Exercise
Spot each line that carries the word "this"; copy those lines.

Entries
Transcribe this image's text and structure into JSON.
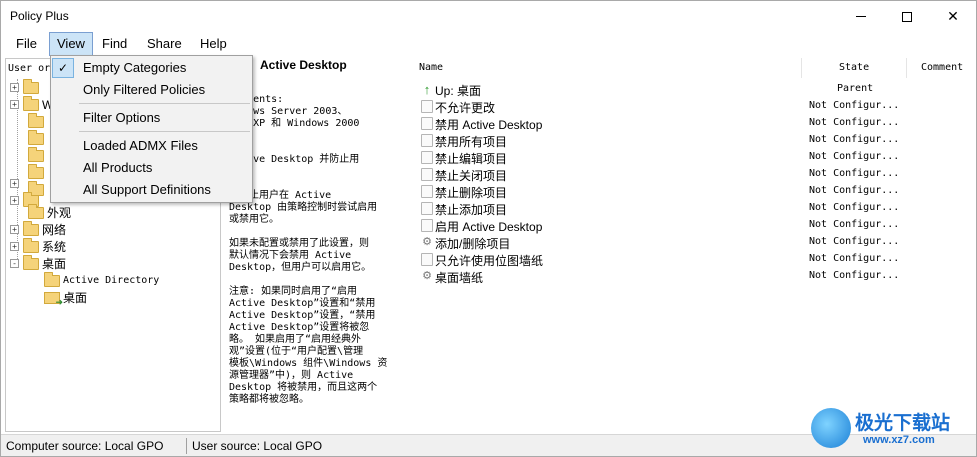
{
  "window": {
    "title": "Policy Plus"
  },
  "menubar": [
    "File",
    "View",
    "Find",
    "Share",
    "Help"
  ],
  "view_menu": {
    "items": [
      {
        "label": "Empty Categories",
        "checked": true
      },
      {
        "label": "Only Filtered Policies",
        "checked": false
      },
      {
        "label": "Filter Options",
        "checked": false
      },
      {
        "label": "Loaded ADMX Files",
        "checked": false
      },
      {
        "label": "All Products",
        "checked": false
      },
      {
        "label": "All Support Definitions",
        "checked": false
      }
    ]
  },
  "left_pane": {
    "header": "User or",
    "tree": [
      {
        "label": "",
        "expander": "+",
        "level": 0
      },
      {
        "label": "W",
        "expander": "+",
        "level": 0
      },
      {
        "label": "",
        "expander": "",
        "level": 1
      },
      {
        "label": "",
        "expander": "",
        "level": 1
      },
      {
        "label": "",
        "expander": "",
        "level": 1
      },
      {
        "label": "",
        "expander": "",
        "level": 1
      },
      {
        "label": "",
        "expander": "",
        "level": 1
      },
      {
        "label": "",
        "expander": "+",
        "level": 0
      },
      {
        "label": "",
        "expander": "+",
        "level": 0
      },
      {
        "label": "外观",
        "expander": "",
        "level": 1
      },
      {
        "label": "网络",
        "expander": "+",
        "level": 0
      },
      {
        "label": "系统",
        "expander": "+",
        "level": 0
      },
      {
        "label": "桌面",
        "expander": "-",
        "level": 0
      },
      {
        "label": "Active Directory",
        "expander": "",
        "level": 2
      },
      {
        "label": "桌面",
        "expander": "",
        "level": 2
      }
    ]
  },
  "middle_pane": {
    "title": "Active Desktop",
    "description": "irements:\nindows Server 2003、\nows XP 和 Windows 2000\n\n\nActive Desktop 并防止用\n用它。\n\n置防止用户在 Active\nDesktop 由策略控制时尝试启用\n或禁用它。\n\n如果未配置或禁用了此设置，则\n默认情况下会禁用 Active\nDesktop，但用户可以启用它。\n\n注意: 如果同时启用了“启用\nActive Desktop”设置和“禁用\nActive Desktop”设置，“禁用\nActive Desktop”设置将被忽\n略。 如果启用了“启用经典外\n观”设置(位于“用户配置\\管理\n模板\\Windows 组件\\Windows 资\n源管理器”中)，则 Active\nDesktop 将被禁用，而且这两个\n策略都将被忽略。"
  },
  "right_pane": {
    "columns": {
      "name": "Name",
      "state": "State",
      "comment": "Comment"
    },
    "rows": [
      {
        "icon": "up-arrow-icon",
        "name": "Up: 桌面",
        "state": "Parent"
      },
      {
        "icon": "doc-icon",
        "name": "不允许更改",
        "state": "Not Configur..."
      },
      {
        "icon": "doc-icon",
        "name": "禁用 Active Desktop",
        "state": "Not Configur..."
      },
      {
        "icon": "doc-icon",
        "name": "禁用所有项目",
        "state": "Not Configur..."
      },
      {
        "icon": "doc-icon",
        "name": "禁止编辑项目",
        "state": "Not Configur..."
      },
      {
        "icon": "doc-icon",
        "name": "禁止关闭项目",
        "state": "Not Configur..."
      },
      {
        "icon": "doc-icon",
        "name": "禁止删除项目",
        "state": "Not Configur..."
      },
      {
        "icon": "doc-icon",
        "name": "禁止添加项目",
        "state": "Not Configur..."
      },
      {
        "icon": "doc-icon",
        "name": "启用 Active Desktop",
        "state": "Not Configur..."
      },
      {
        "icon": "gear-icon",
        "name": "添加/删除项目",
        "state": "Not Configur..."
      },
      {
        "icon": "doc-icon",
        "name": "只允许使用位图墙纸",
        "state": "Not Configur..."
      },
      {
        "icon": "gear-icon",
        "name": "桌面墙纸",
        "state": "Not Configur..."
      }
    ]
  },
  "statusbar": {
    "computer_source": "Computer source:  Local GPO",
    "user_source": "User source:  Local GPO"
  },
  "watermark": {
    "line1": "极光下载站",
    "line2": "www.xz7.com"
  }
}
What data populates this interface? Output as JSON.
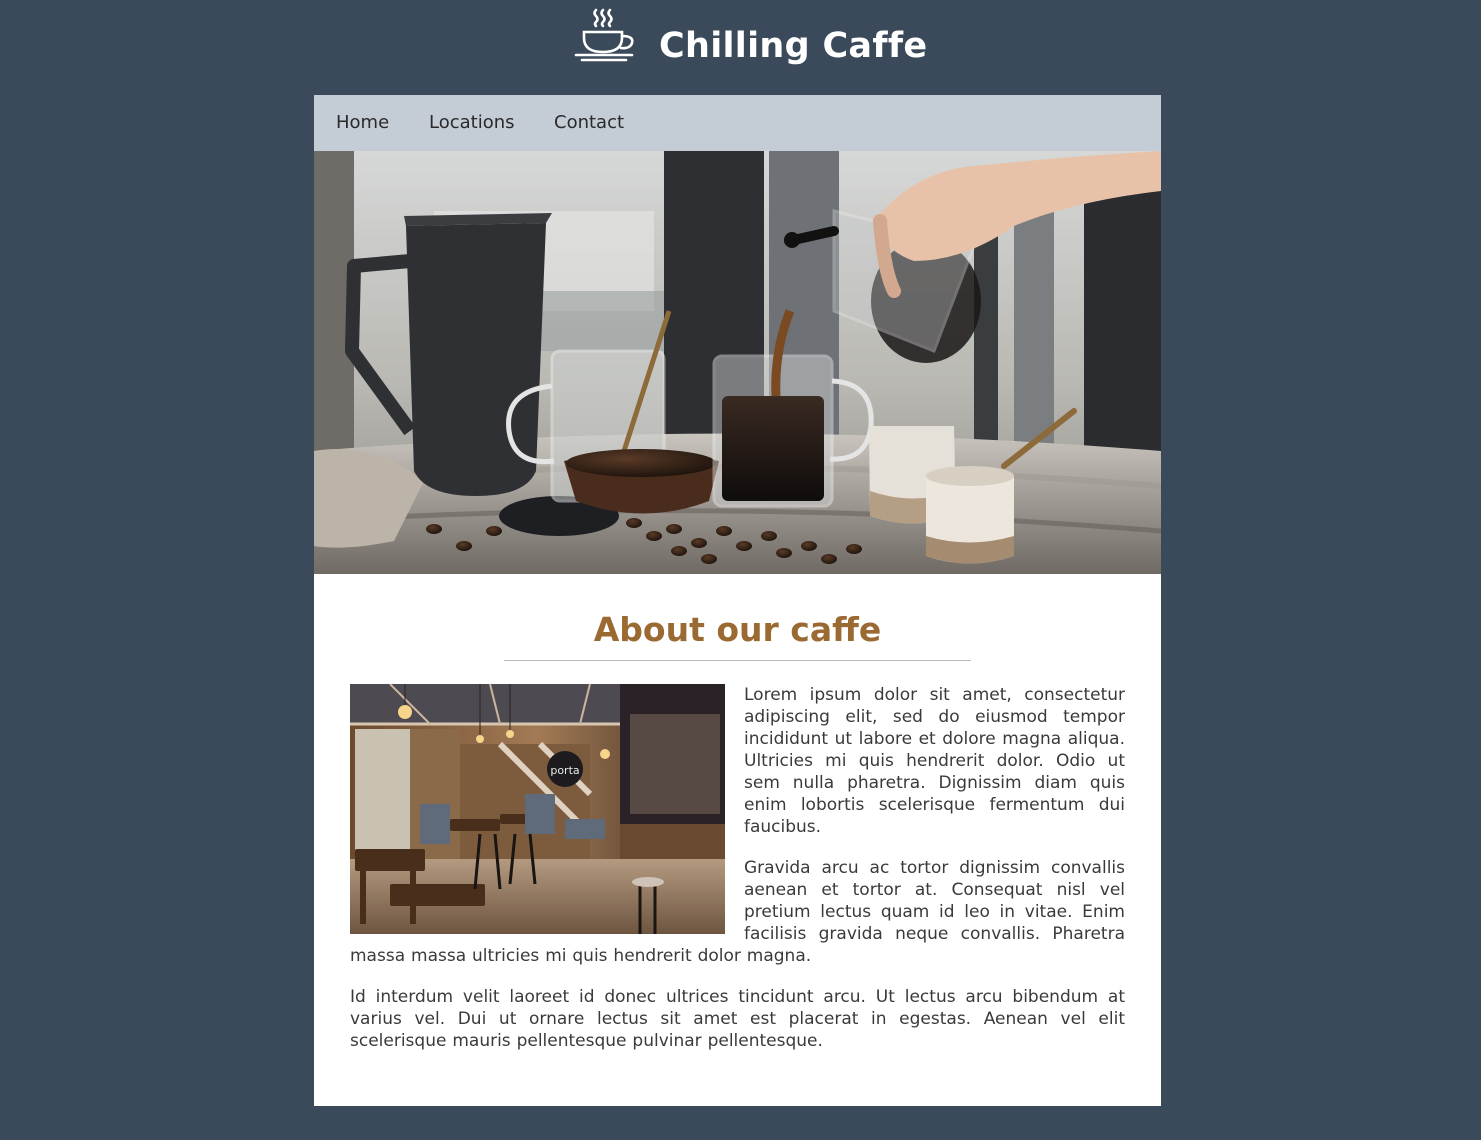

Correct response
Transcribe this image's text and structure into JSON.
What data populates this interface? Output as JSON.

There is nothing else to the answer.